### Selection
Dear Adolf: We Won!

Singers perform the Israeli national anthem at the official opening ceremony of the European Maccabi Games at the Waldbuehne on July 28, 2015 in Berlin, Germany. Over 2,000 Jewish athletes from Maccabi clubs all over the world will compete for the next week in Berlin at the Olympiastadion where in 1936 Nazi Germany held the Olympics and excluded its own Jewish athletes. The Maccabi games take place every four years and first took place in Prague in 1929.
Singers perform the Israeli national anthem at the official opening ceremony of the European Maccabi Games at the Waldbuehne on July 28, 2015 in Berlin, Germany. Over 2,000 Jewish athletes from Maccabi clubs all over the world will compete for the next week in Berlin at the Olympiastadion where in 1936 Nazi Germany held the Olympics and excluded its own Jewish athletes. The Maccabi games take place every four years and first took place in Prague in 1929. Photo by Sean Gallup/Getty Images News.

By Paul Lewis

Dear Adolf:

Screw you, you bastard! We won!

You must be turning over in your grave with all that is happening in your beloved Berlin this week. You should have seen it: more than 2,000 Jewish athletes from 39 countries around the globe just paraded through your Olympic Park in the Opening Ceremonies of the European Maccabi Games, sort of a European Jewish Olympics.

That’s right – the same complex with the iconic stadium you built for the 1936 Olympics, as you were planning the Holocaust, was filled with Jews tonight. You banned German Jewish athletes from participating 79 years ago but tonight Yids filled the Olympic Park. There were Jewish swimmers from Argentina and Jewish runners from Australia; Jewish basketball players from Canada, Jewish tennis players from South Africa and Jewish soccer players from the USA.

You came so close to exterminating all the Jews of Europe, but, tonight, European countries, including Germany, Austria, Hungary, Poland, Ukraine and France, were proudly represented by Jewish athletes. We’re still here.

Oh, and there’s another country here this week. It’s called Israel, the ancient and modern homeland of the Jewish People, reborn from the ashes of the Shoah. Israel’s existence guarantees that your Final Solution will not be implemented again.

### Provided information
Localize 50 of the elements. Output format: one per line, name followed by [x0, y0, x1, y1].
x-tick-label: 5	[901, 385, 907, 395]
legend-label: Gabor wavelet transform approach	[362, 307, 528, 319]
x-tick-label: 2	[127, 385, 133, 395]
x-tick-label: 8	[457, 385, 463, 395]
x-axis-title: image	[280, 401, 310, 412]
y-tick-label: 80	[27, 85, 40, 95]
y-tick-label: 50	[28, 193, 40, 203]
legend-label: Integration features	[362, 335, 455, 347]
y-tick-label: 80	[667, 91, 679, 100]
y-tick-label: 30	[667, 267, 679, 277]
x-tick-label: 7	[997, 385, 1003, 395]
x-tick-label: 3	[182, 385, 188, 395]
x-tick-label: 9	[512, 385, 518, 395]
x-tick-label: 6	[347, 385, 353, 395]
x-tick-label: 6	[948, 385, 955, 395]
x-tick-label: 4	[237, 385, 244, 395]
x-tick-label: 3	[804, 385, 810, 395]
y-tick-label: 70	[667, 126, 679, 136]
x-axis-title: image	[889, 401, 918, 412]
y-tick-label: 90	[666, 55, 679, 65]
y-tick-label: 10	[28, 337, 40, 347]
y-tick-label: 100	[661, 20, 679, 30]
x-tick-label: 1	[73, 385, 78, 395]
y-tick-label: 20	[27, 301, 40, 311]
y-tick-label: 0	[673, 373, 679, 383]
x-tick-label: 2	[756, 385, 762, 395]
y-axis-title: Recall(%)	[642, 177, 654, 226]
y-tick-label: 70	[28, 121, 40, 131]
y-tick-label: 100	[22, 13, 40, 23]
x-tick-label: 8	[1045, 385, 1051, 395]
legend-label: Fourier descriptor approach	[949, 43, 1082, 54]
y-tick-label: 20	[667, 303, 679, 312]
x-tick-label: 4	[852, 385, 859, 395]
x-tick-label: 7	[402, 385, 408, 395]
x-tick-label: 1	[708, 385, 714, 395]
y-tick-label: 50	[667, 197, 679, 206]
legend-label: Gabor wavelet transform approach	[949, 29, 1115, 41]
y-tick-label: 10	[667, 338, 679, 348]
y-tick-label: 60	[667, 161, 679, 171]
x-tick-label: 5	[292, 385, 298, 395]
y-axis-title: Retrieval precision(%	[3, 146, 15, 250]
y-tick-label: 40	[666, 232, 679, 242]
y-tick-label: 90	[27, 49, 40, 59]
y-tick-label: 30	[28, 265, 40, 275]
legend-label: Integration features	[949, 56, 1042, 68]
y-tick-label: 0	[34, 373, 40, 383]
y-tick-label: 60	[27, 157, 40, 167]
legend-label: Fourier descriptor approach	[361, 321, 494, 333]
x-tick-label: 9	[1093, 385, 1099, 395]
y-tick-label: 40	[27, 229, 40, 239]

...

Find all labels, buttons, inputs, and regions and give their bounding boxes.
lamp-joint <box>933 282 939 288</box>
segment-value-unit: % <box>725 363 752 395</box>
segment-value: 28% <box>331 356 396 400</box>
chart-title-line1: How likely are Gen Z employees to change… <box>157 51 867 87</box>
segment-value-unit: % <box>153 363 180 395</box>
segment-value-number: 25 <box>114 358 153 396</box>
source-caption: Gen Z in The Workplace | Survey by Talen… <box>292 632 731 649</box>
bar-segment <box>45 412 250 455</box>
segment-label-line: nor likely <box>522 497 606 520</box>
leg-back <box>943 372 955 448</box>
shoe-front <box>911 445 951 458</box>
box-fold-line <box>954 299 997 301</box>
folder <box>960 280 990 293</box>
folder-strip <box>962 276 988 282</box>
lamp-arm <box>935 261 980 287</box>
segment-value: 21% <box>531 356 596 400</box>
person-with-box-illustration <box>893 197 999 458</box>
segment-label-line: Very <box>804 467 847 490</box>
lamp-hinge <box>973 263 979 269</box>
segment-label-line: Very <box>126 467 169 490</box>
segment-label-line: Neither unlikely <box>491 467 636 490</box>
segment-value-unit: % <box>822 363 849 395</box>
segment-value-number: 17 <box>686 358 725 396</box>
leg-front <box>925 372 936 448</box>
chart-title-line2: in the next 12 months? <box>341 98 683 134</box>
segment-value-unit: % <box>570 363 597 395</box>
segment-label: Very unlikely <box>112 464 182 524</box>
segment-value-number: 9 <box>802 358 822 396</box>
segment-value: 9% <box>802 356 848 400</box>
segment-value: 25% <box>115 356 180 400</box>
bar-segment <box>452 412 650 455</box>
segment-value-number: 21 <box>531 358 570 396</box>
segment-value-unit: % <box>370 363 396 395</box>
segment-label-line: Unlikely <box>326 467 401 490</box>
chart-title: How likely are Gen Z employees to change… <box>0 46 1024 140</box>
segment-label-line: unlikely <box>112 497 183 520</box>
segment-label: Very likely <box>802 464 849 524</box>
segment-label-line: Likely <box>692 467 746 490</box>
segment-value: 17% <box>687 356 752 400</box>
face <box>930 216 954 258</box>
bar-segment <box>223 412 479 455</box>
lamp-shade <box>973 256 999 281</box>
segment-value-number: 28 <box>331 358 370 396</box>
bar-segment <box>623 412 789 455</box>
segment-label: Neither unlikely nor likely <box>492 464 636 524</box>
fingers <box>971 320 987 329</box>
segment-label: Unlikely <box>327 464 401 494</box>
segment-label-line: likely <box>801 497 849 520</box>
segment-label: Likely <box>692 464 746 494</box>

### Directions
**a.** Return the part of the Maccabi Games letter from "Screw you, you" to "European Jewish Olympics.", inclusive, copied word for word.
**b.** Resume the Maccabi Games letter after its last sentence and keep writing it.

### Responses in order
**a.**
Screw you, you bastard! We won!

You must be turning over in your grave with all that is happening in your beloved Berlin this week. You should have seen it: more than 2,000 Jewish athletes from 39 countries around the globe just paraded through your Olympic Park in the Opening Ceremonies of the European Maccabi Games, sort of a European Jewish Olympics.

**b.**
Not that there aren’t people who would still like that to happen. At the same time there is a resurgence of Jewish life in Berlin, the antisemitic sickness you nearly perfected is alive and growing again in Europe. It’s worse now than any time since you were in power. Every week brings another incident – a firebombing or an attack on a school, a museum or a kosher market. Why? Simply because they are Jews.

Frankly, with all the history of Jew-hatred in Germany, I never thought I would be here. My father came to Germany, courtesy of Uncle Sam, at the end of your reign of terror. He was part of the Allied force that liberated Dachau. Like so many of the Greatest Generation he never talked about it, but was changed by it forever. Maybe that’s why I was determined never to come. Besides, it may be ignorant and impolite to say, but no matter what words are spoken in German, they all sound to me like achtung and mach schnell.

And while the Holocaust is history for me, I remember all too well the massacre in Munich of 11 Israeli Olympians in 1972. No, Germany was never on my “must visit” list.

But I’m here and glad for it. Fortunately, Germany today is far different from the way it was in your time. Berlin is a complex, fascinating city, full of energy and culture. The Nazi past is openly acknowledged and appropriately memorialized in several ways and places.

This week I toured your first concentration camp, Sachsenhausen, just 22 miles north of the Berlin. You started housing political prisoners there in 1936, the same month you used the Olympics to hoodwink the world into believing Nazi Germany was peaceful and tolerant.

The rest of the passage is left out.